| WHAT NEEDS TO BE DONE |
Restate all of the data exactly.

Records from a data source
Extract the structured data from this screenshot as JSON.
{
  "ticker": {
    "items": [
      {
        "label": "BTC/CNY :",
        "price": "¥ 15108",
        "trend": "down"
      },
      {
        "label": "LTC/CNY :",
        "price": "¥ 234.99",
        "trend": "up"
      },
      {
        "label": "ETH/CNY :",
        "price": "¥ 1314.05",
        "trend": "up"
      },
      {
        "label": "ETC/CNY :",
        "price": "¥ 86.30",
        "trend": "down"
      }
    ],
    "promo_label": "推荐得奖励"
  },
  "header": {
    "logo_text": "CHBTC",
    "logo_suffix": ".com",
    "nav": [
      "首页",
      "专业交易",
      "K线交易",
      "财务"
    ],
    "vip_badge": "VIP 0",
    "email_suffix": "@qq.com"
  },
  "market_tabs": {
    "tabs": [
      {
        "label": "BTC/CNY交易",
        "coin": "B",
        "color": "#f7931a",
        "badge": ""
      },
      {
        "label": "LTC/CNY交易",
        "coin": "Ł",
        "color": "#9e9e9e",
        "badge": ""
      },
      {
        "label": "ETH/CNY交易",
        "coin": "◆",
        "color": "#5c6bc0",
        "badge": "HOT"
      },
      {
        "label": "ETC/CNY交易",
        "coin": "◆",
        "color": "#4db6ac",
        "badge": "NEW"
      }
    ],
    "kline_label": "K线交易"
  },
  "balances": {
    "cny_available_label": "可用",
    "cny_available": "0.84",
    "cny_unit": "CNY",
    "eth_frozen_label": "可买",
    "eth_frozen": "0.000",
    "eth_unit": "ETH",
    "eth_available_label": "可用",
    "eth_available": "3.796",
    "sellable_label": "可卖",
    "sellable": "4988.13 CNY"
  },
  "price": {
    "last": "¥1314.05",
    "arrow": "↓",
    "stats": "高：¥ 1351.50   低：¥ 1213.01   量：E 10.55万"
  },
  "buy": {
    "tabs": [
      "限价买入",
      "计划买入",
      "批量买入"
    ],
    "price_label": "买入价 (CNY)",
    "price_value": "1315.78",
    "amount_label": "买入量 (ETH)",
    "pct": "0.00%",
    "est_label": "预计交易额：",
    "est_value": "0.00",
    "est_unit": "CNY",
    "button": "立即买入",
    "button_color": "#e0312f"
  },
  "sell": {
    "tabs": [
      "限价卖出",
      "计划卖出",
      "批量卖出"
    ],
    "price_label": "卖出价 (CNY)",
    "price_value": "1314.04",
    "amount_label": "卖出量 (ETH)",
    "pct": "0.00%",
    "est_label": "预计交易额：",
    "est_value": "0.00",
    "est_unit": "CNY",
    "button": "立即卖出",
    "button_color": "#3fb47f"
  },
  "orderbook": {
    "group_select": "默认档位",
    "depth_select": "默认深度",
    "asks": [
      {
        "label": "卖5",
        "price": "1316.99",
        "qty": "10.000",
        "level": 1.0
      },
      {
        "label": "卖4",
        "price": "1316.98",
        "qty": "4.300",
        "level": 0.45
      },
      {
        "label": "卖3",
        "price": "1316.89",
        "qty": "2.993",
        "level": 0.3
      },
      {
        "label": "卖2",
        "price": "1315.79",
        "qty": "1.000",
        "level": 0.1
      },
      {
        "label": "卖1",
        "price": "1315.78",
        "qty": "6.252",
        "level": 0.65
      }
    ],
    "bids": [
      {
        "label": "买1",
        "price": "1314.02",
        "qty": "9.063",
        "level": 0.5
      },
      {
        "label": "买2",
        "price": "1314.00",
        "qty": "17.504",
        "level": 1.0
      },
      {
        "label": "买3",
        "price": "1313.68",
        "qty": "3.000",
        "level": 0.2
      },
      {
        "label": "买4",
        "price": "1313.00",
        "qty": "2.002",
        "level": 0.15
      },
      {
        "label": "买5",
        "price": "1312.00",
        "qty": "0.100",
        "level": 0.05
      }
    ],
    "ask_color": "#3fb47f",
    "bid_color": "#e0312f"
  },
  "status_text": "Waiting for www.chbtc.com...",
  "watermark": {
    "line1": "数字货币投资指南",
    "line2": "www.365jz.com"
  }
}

| CORRECT OUTPUT |
Extract the structured data from this screenshot as JSON.
{
  "ticker": {
    "items": [
      {
        "label": "BTC/CNY :",
        "price": "¥ 15108",
        "trend": "down"
      },
      {
        "label": "LTC/CNY :",
        "price": "¥ 234.99",
        "trend": "up"
      },
      {
        "label": "ETH/CNY :",
        "price": "¥ 1314.05",
        "trend": "up"
      },
      {
        "label": "ETC/CNY :",
        "price": "¥ 86.30",
        "trend": "down"
      }
    ],
    "promo_label": "推荐得奖励"
  },
  "header": {
    "logo_text": "CHBTC",
    "logo_suffix": ".com",
    "nav": [
      "首页",
      "专业交易",
      "K线交易",
      "财务"
    ],
    "vip_badge": "VIP 0",
    "email_suffix": "@qq.com"
  },
  "market_tabs": {
    "tabs": [
      {
        "label": "BTC/CNY交易",
        "coin": "B",
        "color": "#f7931a",
        "badge": ""
      },
      {
        "label": "LTC/CNY交易",
        "coin": "Ł",
        "color": "#9e9e9e",
        "badge": ""
      },
      {
        "label": "ETH/CNY交易",
        "coin": "◆",
        "color": "#5c6bc0",
        "badge": "HOT"
      },
      {
        "label": "ETC/CNY交易",
        "coin": "◆",
        "color": "#4db6ac",
        "badge": "NEW"
      }
    ],
    "kline_label": "K线交易"
  },
  "balances": {
    "cny_available_label": "可用",
    "cny_available": "0.84",
    "cny_unit": "CNY",
    "eth_frozen_label": "可买",
    "eth_frozen": "0.000",
    "eth_unit": "ETH",
    "eth_available_label": "可用",
    "eth_available": "3.796",
    "sellable_label": "可卖",
    "sellable": "4988.13 CNY"
  },
  "price": {
    "last": "¥1314.05",
    "arrow": "↓",
    "stats": "高：¥ 1351.50   低：¥ 1213.01   量：E 10.55万"
  },
  "buy": {
    "tabs": [
      "限价买入",
      "计划买入",
      "批量买入"
    ],
    "price_label": "买入价 (CNY)",
    "price_value": "1315.78",
    "amount_label": "买入量 (ETH)",
    "pct": "0.00%",
    "est_label": "预计交易额：",
    "est_value": "0.00",
    "est_unit": "CNY",
    "button": "立即买入",
    "button_color": "#e0312f"
  },
  "sell": {
    "tabs": [
      "限价卖出",
      "计划卖出",
      "批量卖出"
    ],
    "price_label": "卖出价 (CNY)",
    "price_value": "1314.04",
    "amount_label": "卖出量 (ETH)",
    "pct": "0.00%",
    "est_label": "预计交易额：",
    "est_value": "0.00",
    "est_unit": "CNY",
    "button": "立即卖出",
    "button_color": "#3fb47f"
  },
  "orderbook": {
    "group_select": "默认档位",
    "depth_select": "默认深度",
    "asks": [
      {
        "label": "卖5",
        "price": "1316.99",
        "qty": "10.000",
        "level": 1.0
      },
      {
        "label": "卖4",
        "price": "1316.98",
        "qty": "4.300",
        "level": 0.45
      },
      {
        "label": "卖3",
        "price": "1316.89",
        "qty": "2.993",
        "level": 0.3
      },
      {
        "label": "卖2",
        "price": "1315.79",
        "qty": "1.000",
        "level": 0.1
      },
      {
        "label": "卖1",
        "price": "1315.78",
        "qty": "6.252",
        "level": 0.65
      }
    ],
    "bids": [
      {
        "label": "买1",
        "price": "1314.02",
        "qty": "9.063",
        "level": 0.5
      },
      {
        "label": "买2",
        "price": "1314.00",
        "qty": "17.504",
        "level": 1.0
      },
      {
        "label": "买3",
        "price": "1313.68",
        "qty": "3.000",
        "level": 0.2
      },
      {
        "label": "买4",
        "price": "1313.00",
        "qty": "2.002",
        "level": 0.15
      },
      {
        "label": "买5",
        "price": "1312.00",
        "qty": "0.100",
        "level": 0.05
      }
    ],
    "ask_color": "#3fb47f",
    "bid_color": "#e0312f"
  },
  "status_text": "Waiting for www.chbtc.com...",
  "watermark": {
    "line1": "数字货币投资指南",
    "line2": "www.365jz.com"
  }
}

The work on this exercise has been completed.